# Part of a data file
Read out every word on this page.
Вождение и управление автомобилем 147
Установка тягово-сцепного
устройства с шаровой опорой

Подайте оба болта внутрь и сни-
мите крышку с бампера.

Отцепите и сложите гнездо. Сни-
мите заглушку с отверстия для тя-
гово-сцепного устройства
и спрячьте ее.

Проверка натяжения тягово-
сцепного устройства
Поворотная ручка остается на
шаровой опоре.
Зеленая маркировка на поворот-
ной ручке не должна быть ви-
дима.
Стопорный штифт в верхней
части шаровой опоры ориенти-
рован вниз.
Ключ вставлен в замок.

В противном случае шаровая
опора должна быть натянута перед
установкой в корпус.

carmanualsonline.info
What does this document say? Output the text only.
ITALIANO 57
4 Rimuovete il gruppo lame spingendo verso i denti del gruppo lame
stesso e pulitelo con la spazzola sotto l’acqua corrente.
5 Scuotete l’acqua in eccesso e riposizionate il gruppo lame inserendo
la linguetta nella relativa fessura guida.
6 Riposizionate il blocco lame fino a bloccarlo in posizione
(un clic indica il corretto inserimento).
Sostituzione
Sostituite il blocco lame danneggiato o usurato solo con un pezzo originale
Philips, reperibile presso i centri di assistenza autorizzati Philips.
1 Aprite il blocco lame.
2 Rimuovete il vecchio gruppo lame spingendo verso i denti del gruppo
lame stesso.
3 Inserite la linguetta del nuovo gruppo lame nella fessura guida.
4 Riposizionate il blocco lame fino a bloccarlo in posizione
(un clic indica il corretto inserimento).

# Exercise aim
Say how many lines of the material contain the word "должна", with no other text.

# Full response
2